_EXERCISE DATA_.
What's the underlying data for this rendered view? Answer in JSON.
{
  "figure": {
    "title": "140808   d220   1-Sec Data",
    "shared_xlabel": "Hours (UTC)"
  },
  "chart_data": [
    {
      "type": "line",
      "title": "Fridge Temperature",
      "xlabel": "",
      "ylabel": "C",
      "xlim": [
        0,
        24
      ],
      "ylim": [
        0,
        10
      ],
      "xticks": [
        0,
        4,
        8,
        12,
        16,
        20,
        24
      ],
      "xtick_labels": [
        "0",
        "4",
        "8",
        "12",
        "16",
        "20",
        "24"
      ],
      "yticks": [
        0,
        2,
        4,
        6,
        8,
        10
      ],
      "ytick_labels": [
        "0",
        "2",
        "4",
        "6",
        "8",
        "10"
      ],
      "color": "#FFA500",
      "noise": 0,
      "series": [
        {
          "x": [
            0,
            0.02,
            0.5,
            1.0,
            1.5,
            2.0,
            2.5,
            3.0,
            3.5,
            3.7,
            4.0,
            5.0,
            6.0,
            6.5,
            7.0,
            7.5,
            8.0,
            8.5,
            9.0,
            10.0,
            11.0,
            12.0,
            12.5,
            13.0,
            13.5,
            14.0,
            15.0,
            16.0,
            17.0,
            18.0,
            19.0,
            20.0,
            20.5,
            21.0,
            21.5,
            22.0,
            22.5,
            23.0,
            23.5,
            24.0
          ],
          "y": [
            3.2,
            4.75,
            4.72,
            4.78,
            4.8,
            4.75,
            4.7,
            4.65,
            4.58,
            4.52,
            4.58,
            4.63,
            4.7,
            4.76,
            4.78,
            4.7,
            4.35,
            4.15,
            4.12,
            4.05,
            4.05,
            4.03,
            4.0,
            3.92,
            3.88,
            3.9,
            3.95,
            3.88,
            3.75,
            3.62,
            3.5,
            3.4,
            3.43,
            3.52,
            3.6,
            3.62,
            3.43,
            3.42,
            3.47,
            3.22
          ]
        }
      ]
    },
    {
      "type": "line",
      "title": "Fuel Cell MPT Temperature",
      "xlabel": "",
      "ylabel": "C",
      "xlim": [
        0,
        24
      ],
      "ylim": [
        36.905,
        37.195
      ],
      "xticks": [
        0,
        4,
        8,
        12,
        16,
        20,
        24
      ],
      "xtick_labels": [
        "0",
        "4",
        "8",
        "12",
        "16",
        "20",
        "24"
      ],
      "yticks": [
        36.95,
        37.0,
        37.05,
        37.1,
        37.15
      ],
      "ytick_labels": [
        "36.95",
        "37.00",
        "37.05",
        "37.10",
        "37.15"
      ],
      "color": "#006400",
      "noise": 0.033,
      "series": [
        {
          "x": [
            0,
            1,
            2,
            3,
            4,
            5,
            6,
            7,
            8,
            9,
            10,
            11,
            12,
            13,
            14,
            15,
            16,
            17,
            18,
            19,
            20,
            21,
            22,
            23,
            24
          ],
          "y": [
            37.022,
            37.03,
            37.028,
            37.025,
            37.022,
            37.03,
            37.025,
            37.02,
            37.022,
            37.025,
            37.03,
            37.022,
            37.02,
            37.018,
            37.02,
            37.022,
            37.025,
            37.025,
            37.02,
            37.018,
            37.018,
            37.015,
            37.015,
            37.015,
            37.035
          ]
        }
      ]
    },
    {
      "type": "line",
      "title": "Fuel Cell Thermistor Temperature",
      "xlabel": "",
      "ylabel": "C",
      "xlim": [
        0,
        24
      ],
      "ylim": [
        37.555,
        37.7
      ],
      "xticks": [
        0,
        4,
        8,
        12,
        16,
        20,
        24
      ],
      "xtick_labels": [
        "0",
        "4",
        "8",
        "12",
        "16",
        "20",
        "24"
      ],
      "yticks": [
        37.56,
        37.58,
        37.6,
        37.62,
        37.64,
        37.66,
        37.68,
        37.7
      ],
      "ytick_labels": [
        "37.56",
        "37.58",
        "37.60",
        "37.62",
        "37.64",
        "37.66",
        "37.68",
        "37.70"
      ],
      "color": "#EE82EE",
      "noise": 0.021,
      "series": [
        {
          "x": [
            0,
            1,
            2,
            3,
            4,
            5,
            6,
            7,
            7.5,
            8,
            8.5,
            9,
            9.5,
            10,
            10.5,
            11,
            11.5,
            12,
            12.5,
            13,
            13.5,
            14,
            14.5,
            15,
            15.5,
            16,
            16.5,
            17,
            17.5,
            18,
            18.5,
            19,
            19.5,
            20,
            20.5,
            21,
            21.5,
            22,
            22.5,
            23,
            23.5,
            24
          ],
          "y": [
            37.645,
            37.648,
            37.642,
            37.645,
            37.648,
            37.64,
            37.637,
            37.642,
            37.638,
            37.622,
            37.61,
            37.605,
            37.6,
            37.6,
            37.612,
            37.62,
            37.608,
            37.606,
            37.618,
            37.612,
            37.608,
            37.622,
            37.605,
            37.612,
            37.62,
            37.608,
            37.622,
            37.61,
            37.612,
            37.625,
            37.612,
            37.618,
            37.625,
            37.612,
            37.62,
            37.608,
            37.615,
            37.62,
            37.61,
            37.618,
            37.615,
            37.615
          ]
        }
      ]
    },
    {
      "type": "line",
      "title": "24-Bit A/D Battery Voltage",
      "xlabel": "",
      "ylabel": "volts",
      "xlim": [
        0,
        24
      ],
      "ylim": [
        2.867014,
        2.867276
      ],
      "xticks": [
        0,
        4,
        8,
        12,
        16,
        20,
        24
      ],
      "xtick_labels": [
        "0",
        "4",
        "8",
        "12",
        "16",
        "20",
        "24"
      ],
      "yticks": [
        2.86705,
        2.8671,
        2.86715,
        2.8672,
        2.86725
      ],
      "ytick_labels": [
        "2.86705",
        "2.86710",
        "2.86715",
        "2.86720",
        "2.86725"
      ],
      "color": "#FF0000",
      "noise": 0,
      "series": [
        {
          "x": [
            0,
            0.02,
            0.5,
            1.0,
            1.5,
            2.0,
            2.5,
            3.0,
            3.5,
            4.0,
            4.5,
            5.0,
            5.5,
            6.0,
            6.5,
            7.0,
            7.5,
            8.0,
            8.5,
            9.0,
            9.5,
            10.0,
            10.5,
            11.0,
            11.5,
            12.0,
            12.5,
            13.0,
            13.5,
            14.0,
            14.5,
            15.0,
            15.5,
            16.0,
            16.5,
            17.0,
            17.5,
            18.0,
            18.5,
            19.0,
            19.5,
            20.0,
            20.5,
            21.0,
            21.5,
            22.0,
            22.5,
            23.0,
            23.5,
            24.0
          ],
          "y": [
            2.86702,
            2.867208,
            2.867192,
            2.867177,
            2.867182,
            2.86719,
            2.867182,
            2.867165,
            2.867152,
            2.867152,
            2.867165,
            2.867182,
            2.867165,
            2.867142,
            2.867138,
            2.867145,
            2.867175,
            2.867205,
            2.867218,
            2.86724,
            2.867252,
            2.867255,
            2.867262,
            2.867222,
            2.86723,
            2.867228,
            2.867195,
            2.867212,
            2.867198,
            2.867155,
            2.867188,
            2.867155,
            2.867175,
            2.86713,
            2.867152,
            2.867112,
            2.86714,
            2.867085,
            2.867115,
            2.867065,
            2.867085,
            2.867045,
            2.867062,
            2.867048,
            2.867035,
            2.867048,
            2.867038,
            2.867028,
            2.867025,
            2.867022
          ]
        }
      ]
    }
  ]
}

_GIVEN PROBLEM_. Would you give the material above again, complete and exact?

_EXERCISE ANSWER_.
What's the underlying data for this rendered view? Answer in JSON.
{
  "figure": {
    "title": "140808   d220   1-Sec Data",
    "shared_xlabel": "Hours (UTC)"
  },
  "chart_data": [
    {
      "type": "line",
      "title": "Fridge Temperature",
      "xlabel": "",
      "ylabel": "C",
      "xlim": [
        0,
        24
      ],
      "ylim": [
        0,
        10
      ],
      "xticks": [
        0,
        4,
        8,
        12,
        16,
        20,
        24
      ],
      "xtick_labels": [
        "0",
        "4",
        "8",
        "12",
        "16",
        "20",
        "24"
      ],
      "yticks": [
        0,
        2,
        4,
        6,
        8,
        10
      ],
      "ytick_labels": [
        "0",
        "2",
        "4",
        "6",
        "8",
        "10"
      ],
      "color": "#FFA500",
      "noise": 0,
      "series": [
        {
          "x": [
            0,
            0.02,
            0.5,
            1.0,
            1.5,
            2.0,
            2.5,
            3.0,
            3.5,
            3.7,
            4.0,
            5.0,
            6.0,
            6.5,
            7.0,
            7.5,
            8.0,
            8.5,
            9.0,
            10.0,
            11.0,
            12.0,
            12.5,
            13.0,
            13.5,
            14.0,
            15.0,
            16.0,
            17.0,
            18.0,
            19.0,
            20.0,
            20.5,
            21.0,
            21.5,
            22.0,
            22.5,
            23.0,
            23.5,
            24.0
          ],
          "y": [
            3.2,
            4.75,
            4.72,
            4.78,
            4.8,
            4.75,
            4.7,
            4.65,
            4.58,
            4.52,
            4.58,
            4.63,
            4.7,
            4.76,
            4.78,
            4.7,
            4.35,
            4.15,
            4.12,
            4.05,
            4.05,
            4.03,
            4.0,
            3.92,
            3.88,
            3.9,
            3.95,
            3.88,
            3.75,
            3.62,
            3.5,
            3.4,
            3.43,
            3.52,
            3.6,
            3.62,
            3.43,
            3.42,
            3.47,
            3.22
          ]
        }
      ]
    },
    {
      "type": "line",
      "title": "Fuel Cell MPT Temperature",
      "xlabel": "",
      "ylabel": "C",
      "xlim": [
        0,
        24
      ],
      "ylim": [
        36.905,
        37.195
      ],
      "xticks": [
        0,
        4,
        8,
        12,
        16,
        20,
        24
      ],
      "xtick_labels": [
        "0",
        "4",
        "8",
        "12",
        "16",
        "20",
        "24"
      ],
      "yticks": [
        36.95,
        37.0,
        37.05,
        37.1,
        37.15
      ],
      "ytick_labels": [
        "36.95",
        "37.00",
        "37.05",
        "37.10",
        "37.15"
      ],
      "color": "#006400",
      "noise": 0.033,
      "series": [
        {
          "x": [
            0,
            1,
            2,
            3,
            4,
            5,
            6,
            7,
            8,
            9,
            10,
            11,
            12,
            13,
            14,
            15,
            16,
            17,
            18,
            19,
            20,
            21,
            22,
            23,
            24
          ],
          "y": [
            37.022,
            37.03,
            37.028,
            37.025,
            37.022,
            37.03,
            37.025,
            37.02,
            37.022,
            37.025,
            37.03,
            37.022,
            37.02,
            37.018,
            37.02,
            37.022,
            37.025,
            37.025,
            37.02,
            37.018,
            37.018,
            37.015,
            37.015,
            37.015,
            37.035
          ]
        }
      ]
    },
    {
      "type": "line",
      "title": "Fuel Cell Thermistor Temperature",
      "xlabel": "",
      "ylabel": "C",
      "xlim": [
        0,
        24
      ],
      "ylim": [
        37.555,
        37.7
      ],
      "xticks": [
        0,
        4,
        8,
        12,
        16,
        20,
        24
      ],
      "xtick_labels": [
        "0",
        "4",
        "8",
        "12",
        "16",
        "20",
        "24"
      ],
      "yticks": [
        37.56,
        37.58,
        37.6,
        37.62,
        37.64,
        37.66,
        37.68,
        37.7
      ],
      "ytick_labels": [
        "37.56",
        "37.58",
        "37.60",
        "37.62",
        "37.64",
        "37.66",
        "37.68",
        "37.70"
      ],
      "color": "#EE82EE",
      "noise": 0.021,
      "series": [
        {
          "x": [
            0,
            1,
            2,
            3,
            4,
            5,
            6,
            7,
            7.5,
            8,
            8.5,
            9,
            9.5,
            10,
            10.5,
            11,
            11.5,
            12,
            12.5,
            13,
            13.5,
            14,
            14.5,
            15,
            15.5,
            16,
            16.5,
            17,
            17.5,
            18,
            18.5,
            19,
            19.5,
            20,
            20.5,
            21,
            21.5,
            22,
            22.5,
            23,
            23.5,
            24
          ],
          "y": [
            37.645,
            37.648,
            37.642,
            37.645,
            37.648,
            37.64,
            37.637,
            37.642,
            37.638,
            37.622,
            37.61,
            37.605,
            37.6,
            37.6,
            37.612,
            37.62,
            37.608,
            37.606,
            37.618,
            37.612,
            37.608,
            37.622,
            37.605,
            37.612,
            37.62,
            37.608,
            37.622,
            37.61,
            37.612,
            37.625,
            37.612,
            37.618,
            37.625,
            37.612,
            37.62,
            37.608,
            37.615,
            37.62,
            37.61,
            37.618,
            37.615,
            37.615
          ]
        }
      ]
    },
    {
      "type": "line",
      "title": "24-Bit A/D Battery Voltage",
      "xlabel": "",
      "ylabel": "volts",
      "xlim": [
        0,
        24
      ],
      "ylim": [
        2.867014,
        2.867276
      ],
      "xticks": [
        0,
        4,
        8,
        12,
        16,
        20,
        24
      ],
      "xtick_labels": [
        "0",
        "4",
        "8",
        "12",
        "16",
        "20",
        "24"
      ],
      "yticks": [
        2.86705,
        2.8671,
        2.86715,
        2.8672,
        2.86725
      ],
      "ytick_labels": [
        "2.86705",
        "2.86710",
        "2.86715",
        "2.86720",
        "2.86725"
      ],
      "color": "#FF0000",
      "noise": 0,
      "series": [
        {
          "x": [
            0,
            0.02,
            0.5,
            1.0,
            1.5,
            2.0,
            2.5,
            3.0,
            3.5,
            4.0,
            4.5,
            5.0,
            5.5,
            6.0,
            6.5,
            7.0,
            7.5,
            8.0,
            8.5,
            9.0,
            9.5,
            10.0,
            10.5,
            11.0,
            11.5,
            12.0,
            12.5,
            13.0,
            13.5,
            14.0,
            14.5,
            15.0,
            15.5,
            16.0,
            16.5,
            17.0,
            17.5,
            18.0,
            18.5,
            19.0,
            19.5,
            20.0,
            20.5,
            21.0,
            21.5,
            22.0,
            22.5,
            23.0,
            23.5,
            24.0
          ],
          "y": [
            2.86702,
            2.867208,
            2.867192,
            2.867177,
            2.867182,
            2.86719,
            2.867182,
            2.867165,
            2.867152,
            2.867152,
            2.867165,
            2.867182,
            2.867165,
            2.867142,
            2.867138,
            2.867145,
            2.867175,
            2.867205,
            2.867218,
            2.86724,
            2.867252,
            2.867255,
            2.867262,
            2.867222,
            2.86723,
            2.867228,
            2.867195,
            2.867212,
            2.867198,
            2.867155,
            2.867188,
            2.867155,
            2.867175,
            2.86713,
            2.867152,
            2.867112,
            2.86714,
            2.867085,
            2.867115,
            2.867065,
            2.867085,
            2.867045,
            2.867062,
            2.867048,
            2.867035,
            2.867048,
            2.867038,
            2.867028,
            2.867025,
            2.867022
          ]
        }
      ]
    }
  ]
}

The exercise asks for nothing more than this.